## WHAT NEEDS TO BE DONE
Gather each line in the entries that includes the string "Sounding".

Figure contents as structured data
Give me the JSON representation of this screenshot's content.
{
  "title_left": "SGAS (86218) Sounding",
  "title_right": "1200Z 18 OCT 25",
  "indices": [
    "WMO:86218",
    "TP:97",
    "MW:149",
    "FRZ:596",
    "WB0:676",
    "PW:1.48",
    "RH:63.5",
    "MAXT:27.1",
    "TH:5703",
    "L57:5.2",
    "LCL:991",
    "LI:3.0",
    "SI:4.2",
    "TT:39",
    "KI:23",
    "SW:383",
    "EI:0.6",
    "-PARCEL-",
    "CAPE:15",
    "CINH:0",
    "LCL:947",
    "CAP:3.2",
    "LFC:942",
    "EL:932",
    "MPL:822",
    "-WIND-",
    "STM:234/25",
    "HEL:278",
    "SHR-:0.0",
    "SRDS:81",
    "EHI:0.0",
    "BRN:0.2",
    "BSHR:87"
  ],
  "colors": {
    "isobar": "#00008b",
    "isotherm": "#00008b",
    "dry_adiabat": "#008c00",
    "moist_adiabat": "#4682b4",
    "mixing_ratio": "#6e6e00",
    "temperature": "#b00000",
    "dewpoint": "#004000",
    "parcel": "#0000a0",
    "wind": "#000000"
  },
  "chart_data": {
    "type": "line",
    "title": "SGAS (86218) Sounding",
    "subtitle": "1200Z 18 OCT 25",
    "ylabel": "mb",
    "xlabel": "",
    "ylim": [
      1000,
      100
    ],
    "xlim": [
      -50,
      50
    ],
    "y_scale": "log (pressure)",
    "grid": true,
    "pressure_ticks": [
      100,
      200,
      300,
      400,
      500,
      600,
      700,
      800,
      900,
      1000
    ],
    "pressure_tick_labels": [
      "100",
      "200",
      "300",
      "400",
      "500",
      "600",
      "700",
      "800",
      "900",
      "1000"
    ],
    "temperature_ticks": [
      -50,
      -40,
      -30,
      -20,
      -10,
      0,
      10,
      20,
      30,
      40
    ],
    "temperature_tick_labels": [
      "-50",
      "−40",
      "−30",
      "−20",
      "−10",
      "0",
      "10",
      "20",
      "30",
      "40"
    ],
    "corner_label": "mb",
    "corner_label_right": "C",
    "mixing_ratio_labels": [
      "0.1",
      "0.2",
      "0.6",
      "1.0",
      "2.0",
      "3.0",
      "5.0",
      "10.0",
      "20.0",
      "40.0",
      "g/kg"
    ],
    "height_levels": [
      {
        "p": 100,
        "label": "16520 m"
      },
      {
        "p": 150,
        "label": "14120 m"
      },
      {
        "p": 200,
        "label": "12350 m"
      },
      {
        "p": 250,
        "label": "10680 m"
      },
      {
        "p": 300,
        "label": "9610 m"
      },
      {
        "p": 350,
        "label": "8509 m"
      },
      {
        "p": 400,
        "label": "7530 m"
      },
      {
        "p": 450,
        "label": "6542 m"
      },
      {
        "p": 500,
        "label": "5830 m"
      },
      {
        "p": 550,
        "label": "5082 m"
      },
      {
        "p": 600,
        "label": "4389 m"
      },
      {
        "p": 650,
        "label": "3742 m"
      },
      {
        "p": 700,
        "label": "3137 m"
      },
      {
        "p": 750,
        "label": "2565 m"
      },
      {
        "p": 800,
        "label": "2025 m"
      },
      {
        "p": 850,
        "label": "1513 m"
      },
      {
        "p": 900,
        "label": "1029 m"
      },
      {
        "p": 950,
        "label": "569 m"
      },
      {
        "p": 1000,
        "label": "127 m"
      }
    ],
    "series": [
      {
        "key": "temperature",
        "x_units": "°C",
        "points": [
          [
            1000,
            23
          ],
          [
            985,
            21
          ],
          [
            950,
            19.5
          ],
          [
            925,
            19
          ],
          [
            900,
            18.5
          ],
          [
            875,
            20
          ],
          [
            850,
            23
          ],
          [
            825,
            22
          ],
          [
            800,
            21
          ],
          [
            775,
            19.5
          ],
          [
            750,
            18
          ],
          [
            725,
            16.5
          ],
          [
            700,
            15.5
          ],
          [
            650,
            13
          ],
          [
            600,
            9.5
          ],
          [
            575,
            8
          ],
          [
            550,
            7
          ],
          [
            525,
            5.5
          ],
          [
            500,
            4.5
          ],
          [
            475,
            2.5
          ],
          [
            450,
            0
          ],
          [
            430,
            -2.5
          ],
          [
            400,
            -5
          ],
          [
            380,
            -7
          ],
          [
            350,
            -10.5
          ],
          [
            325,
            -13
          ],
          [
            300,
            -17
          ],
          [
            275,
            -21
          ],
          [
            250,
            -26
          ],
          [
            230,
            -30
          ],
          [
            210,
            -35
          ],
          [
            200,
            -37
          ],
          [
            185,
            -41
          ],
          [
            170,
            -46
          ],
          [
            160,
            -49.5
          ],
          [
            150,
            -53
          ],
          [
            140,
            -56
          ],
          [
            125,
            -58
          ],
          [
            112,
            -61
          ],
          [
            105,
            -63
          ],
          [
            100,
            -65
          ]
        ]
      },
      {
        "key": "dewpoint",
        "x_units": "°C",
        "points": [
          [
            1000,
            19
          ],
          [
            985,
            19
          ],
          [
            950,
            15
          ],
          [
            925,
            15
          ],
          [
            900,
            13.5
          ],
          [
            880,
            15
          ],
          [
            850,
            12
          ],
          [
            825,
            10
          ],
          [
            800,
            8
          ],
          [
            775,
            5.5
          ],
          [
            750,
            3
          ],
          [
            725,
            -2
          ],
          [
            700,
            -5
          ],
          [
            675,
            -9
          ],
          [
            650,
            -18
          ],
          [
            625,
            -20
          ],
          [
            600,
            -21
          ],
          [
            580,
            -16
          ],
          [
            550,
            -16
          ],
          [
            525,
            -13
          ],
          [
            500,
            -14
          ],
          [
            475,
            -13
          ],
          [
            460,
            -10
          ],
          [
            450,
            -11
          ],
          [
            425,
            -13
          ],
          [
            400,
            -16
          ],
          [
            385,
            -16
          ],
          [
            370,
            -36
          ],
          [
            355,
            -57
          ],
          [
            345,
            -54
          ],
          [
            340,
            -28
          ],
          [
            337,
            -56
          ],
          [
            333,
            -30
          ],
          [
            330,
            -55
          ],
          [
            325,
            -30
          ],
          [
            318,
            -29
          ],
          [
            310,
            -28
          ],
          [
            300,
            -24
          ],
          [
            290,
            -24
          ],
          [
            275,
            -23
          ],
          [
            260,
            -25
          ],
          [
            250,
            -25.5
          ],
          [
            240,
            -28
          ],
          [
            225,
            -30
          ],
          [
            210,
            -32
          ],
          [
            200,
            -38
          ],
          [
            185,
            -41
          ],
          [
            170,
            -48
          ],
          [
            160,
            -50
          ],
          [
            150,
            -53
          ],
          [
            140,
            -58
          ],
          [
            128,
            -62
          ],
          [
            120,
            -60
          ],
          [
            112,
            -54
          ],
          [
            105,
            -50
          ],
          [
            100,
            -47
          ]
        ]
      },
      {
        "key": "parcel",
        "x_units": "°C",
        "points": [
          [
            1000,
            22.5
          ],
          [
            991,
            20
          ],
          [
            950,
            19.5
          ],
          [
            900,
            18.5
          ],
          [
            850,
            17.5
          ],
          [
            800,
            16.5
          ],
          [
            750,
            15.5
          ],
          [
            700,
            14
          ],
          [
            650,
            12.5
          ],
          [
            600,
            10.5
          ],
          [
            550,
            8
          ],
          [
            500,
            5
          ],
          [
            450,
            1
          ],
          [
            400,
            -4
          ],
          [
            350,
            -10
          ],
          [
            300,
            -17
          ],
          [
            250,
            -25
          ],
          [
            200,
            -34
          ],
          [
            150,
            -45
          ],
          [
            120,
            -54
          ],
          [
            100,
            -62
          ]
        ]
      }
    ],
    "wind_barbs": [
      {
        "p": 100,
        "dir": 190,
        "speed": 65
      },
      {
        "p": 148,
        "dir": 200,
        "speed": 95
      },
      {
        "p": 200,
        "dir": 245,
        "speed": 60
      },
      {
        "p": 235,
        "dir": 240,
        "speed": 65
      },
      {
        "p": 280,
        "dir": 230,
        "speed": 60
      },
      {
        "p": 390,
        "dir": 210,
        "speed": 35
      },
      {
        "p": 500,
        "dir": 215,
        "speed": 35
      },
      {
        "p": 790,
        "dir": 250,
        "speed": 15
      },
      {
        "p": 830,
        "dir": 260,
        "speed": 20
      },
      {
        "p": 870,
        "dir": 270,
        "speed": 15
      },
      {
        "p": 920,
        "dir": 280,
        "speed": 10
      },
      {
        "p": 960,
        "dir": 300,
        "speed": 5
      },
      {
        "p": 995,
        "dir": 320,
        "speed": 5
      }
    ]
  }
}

## RESPONSE BELOW
  "title_left": "SGAS (86218) Sounding",
    "title": "SGAS (86218) Sounding",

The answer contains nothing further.